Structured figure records
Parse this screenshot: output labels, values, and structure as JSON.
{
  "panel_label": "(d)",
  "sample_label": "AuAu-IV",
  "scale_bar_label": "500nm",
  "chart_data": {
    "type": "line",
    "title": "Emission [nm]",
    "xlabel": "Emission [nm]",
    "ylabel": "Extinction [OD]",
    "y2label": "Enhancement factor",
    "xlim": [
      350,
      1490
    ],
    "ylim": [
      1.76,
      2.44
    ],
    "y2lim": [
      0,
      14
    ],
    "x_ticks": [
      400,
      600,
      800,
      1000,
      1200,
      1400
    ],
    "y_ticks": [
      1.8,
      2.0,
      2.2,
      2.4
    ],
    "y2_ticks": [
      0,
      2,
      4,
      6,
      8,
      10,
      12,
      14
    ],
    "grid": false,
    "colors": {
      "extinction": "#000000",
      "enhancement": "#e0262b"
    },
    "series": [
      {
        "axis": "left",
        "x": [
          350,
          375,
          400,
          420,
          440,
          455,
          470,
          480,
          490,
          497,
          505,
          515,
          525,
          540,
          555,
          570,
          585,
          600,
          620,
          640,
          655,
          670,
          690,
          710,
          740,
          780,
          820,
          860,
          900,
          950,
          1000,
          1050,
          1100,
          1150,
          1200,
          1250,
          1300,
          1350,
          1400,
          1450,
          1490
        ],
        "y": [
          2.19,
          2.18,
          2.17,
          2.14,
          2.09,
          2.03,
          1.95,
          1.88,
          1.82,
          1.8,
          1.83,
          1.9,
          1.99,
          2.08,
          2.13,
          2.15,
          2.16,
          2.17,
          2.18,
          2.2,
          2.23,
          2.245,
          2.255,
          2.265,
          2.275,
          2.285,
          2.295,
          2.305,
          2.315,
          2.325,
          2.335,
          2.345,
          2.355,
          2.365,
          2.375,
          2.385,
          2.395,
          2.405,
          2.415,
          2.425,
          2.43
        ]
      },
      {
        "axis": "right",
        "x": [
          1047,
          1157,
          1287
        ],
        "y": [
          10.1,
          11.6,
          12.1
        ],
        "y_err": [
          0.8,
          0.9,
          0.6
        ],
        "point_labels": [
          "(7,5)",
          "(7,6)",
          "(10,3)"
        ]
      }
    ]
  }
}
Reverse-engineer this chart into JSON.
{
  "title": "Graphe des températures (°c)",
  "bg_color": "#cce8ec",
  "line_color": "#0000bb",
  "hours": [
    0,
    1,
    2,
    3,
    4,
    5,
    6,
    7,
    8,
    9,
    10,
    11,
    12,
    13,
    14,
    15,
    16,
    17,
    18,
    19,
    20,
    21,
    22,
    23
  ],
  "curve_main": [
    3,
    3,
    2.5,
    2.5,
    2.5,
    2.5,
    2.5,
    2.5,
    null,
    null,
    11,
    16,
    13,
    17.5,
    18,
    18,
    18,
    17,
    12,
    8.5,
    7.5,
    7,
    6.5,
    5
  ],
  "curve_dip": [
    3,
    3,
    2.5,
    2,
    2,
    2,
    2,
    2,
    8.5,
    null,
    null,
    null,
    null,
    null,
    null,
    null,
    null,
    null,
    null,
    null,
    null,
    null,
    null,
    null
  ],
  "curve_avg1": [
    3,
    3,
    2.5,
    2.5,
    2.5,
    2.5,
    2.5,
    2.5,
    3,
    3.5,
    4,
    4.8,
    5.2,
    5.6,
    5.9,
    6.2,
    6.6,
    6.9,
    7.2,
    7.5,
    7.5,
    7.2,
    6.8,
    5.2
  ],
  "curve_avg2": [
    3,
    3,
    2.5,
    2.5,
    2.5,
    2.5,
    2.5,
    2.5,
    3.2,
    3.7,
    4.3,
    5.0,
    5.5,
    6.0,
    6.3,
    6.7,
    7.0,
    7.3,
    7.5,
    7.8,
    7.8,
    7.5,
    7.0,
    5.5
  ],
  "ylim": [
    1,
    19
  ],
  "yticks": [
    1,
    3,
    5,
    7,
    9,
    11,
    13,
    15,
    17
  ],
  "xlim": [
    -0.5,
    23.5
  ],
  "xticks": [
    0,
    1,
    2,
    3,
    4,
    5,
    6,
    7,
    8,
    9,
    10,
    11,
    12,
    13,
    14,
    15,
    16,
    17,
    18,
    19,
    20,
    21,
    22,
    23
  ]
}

WHAT NEEDS TO BE DONE :: Write the lines out verbatim, from the one with "Reverse-engineer this chart into JSON." through the last line of the entries, and stop there.

WORKED ANSWER ::
Reverse-engineer this chart into JSON.
{
  "title": "Graphe des températures (°c)",
  "bg_color": "#cce8ec",
  "line_color": "#0000bb",
  "hours": [
    0,
    1,
    2,
    3,
    4,
    5,
    6,
    7,
    8,
    9,
    10,
    11,
    12,
    13,
    14,
    15,
    16,
    17,
    18,
    19,
    20,
    21,
    22,
    23
  ],
  "curve_main": [
    3,
    3,
    2.5,
    2.5,
    2.5,
    2.5,
    2.5,
    2.5,
    null,
    null,
    11,
    16,
    13,
    17.5,
    18,
    18,
    18,
    17,
    12,
    8.5,
    7.5,
    7,
    6.5,
    5
  ],
  "curve_dip": [
    3,
    3,
    2.5,
    2,
    2,
    2,
    2,
    2,
    8.5,
    null,
    null,
    null,
    null,
    null,
    null,
    null,
    null,
    null,
    null,
    null,
    null,
    null,
    null,
    null
  ],
  "curve_avg1": [
    3,
    3,
    2.5,
    2.5,
    2.5,
    2.5,
    2.5,
    2.5,
    3,
    3.5,
    4,
    4.8,
    5.2,
    5.6,
    5.9,
    6.2,
    6.6,
    6.9,
    7.2,
    7.5,
    7.5,
    7.2,
    6.8,
    5.2
  ],
  "curve_avg2": [
    3,
    3,
    2.5,
    2.5,
    2.5,
    2.5,
    2.5,
    2.5,
    3.2,
    3.7,
    4.3,
    5.0,
    5.5,
    6.0,
    6.3,
    6.7,
    7.0,
    7.3,
    7.5,
    7.8,
    7.8,
    7.5,
    7.0,
    5.5
  ],
  "ylim": [
    1,
    19
  ],
  "yticks": [
    1,
    3,
    5,
    7,
    9,
    11,
    13,
    15,
    17
  ],
  "xlim": [
    -0.5,
    23.5
  ],
  "xticks": [
    0,
    1,
    2,
    3,
    4,
    5,
    6,
    7,
    8,
    9,
    10,
    11,
    12,
    13,
    14,
    15,
    16,
    17,
    18,
    19,
    20,
    21,
    22,
    23
  ]
}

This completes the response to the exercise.